____ RAW DATA

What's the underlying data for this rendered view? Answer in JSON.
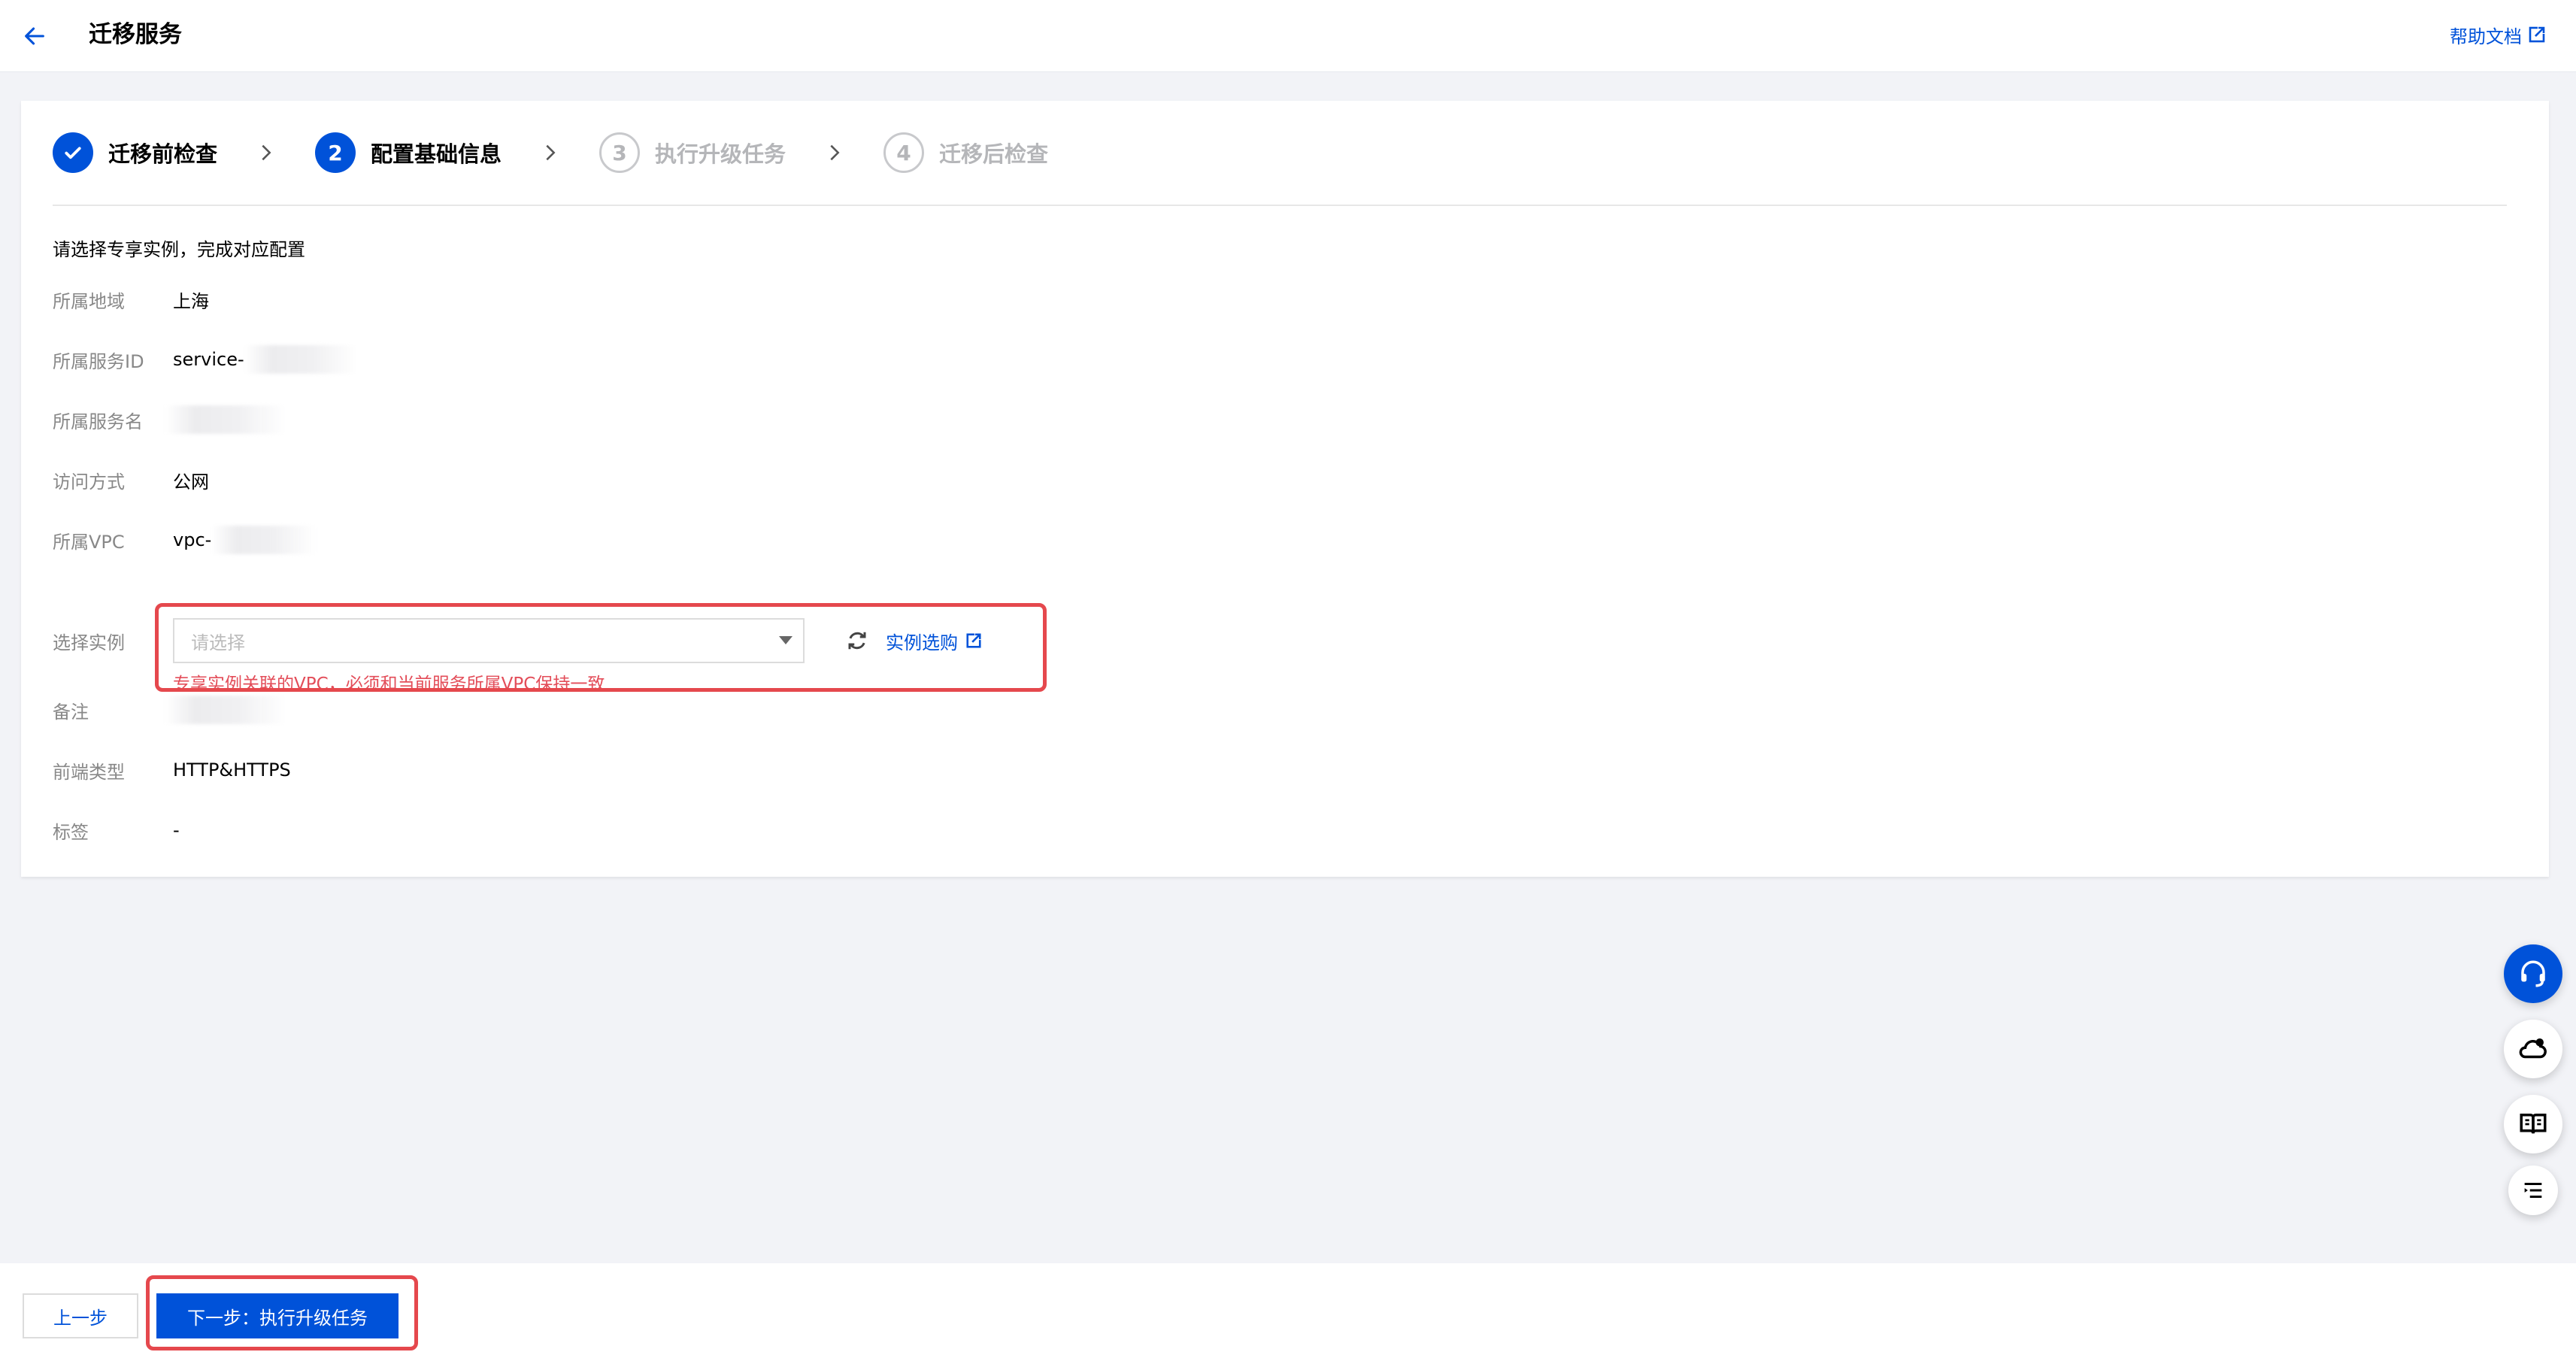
{
  "header": {
    "title": "迁移服务",
    "help_label": "帮助文档"
  },
  "steps": [
    {
      "label": "迁移前检查",
      "status": "done",
      "number": ""
    },
    {
      "label": "配置基础信息",
      "status": "active",
      "number": "2"
    },
    {
      "label": "执行升级任务",
      "status": "todo",
      "number": "3"
    },
    {
      "label": "迁移后检查",
      "status": "todo",
      "number": "4"
    }
  ],
  "form": {
    "intro": "请选择专享实例，完成对应配置",
    "region": {
      "label": "所属地域",
      "value": "上海"
    },
    "service_id": {
      "label": "所属服务ID",
      "value": "service-"
    },
    "service_name": {
      "label": "所属服务名",
      "value": ""
    },
    "access": {
      "label": "访问方式",
      "value": "公网"
    },
    "vpc": {
      "label": "所属VPC",
      "value": "vpc-"
    },
    "vpc_warning": "专享实例关联的VPC，必须和当前服务所属VPC保持一致",
    "instance": {
      "label": "选择实例",
      "placeholder": "请选择",
      "buy_label": "实例选购"
    },
    "remark": {
      "label": "备注",
      "value": ""
    },
    "frontend": {
      "label": "前端类型",
      "value": "HTTP&HTTPS"
    },
    "tags": {
      "label": "标签",
      "value": "-"
    }
  },
  "footer": {
    "prev_label": "上一步",
    "next_label": "下一步：执行升级任务"
  },
  "colors": {
    "primary": "#0052d9",
    "warning": "#e34d59",
    "highlight": "#e5484d"
  },
  "float_tools": [
    "headset-icon",
    "cloud-user-icon",
    "book-icon",
    "list-icon"
  ]
}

________

WHAT YOU ARE ASKED TO DO
Copy all of the entries verbatim, leaving out any pictures they contain.

FULL RESPONSE
What's the underlying data for this rendered view? Answer in JSON.
{
  "header": {
    "title": "迁移服务",
    "help_label": "帮助文档"
  },
  "steps": [
    {
      "label": "迁移前检查",
      "status": "done",
      "number": ""
    },
    {
      "label": "配置基础信息",
      "status": "active",
      "number": "2"
    },
    {
      "label": "执行升级任务",
      "status": "todo",
      "number": "3"
    },
    {
      "label": "迁移后检查",
      "status": "todo",
      "number": "4"
    }
  ],
  "form": {
    "intro": "请选择专享实例，完成对应配置",
    "region": {
      "label": "所属地域",
      "value": "上海"
    },
    "service_id": {
      "label": "所属服务ID",
      "value": "service-"
    },
    "service_name": {
      "label": "所属服务名",
      "value": ""
    },
    "access": {
      "label": "访问方式",
      "value": "公网"
    },
    "vpc": {
      "label": "所属VPC",
      "value": "vpc-"
    },
    "vpc_warning": "专享实例关联的VPC，必须和当前服务所属VPC保持一致",
    "instance": {
      "label": "选择实例",
      "placeholder": "请选择",
      "buy_label": "实例选购"
    },
    "remark": {
      "label": "备注",
      "value": ""
    },
    "frontend": {
      "label": "前端类型",
      "value": "HTTP&HTTPS"
    },
    "tags": {
      "label": "标签",
      "value": "-"
    }
  },
  "footer": {
    "prev_label": "上一步",
    "next_label": "下一步：执行升级任务"
  },
  "colors": {
    "primary": "#0052d9",
    "warning": "#e34d59",
    "highlight": "#e5484d"
  },
  "float_tools": [
    "headset-icon",
    "cloud-user-icon",
    "book-icon",
    "list-icon"
  ]
}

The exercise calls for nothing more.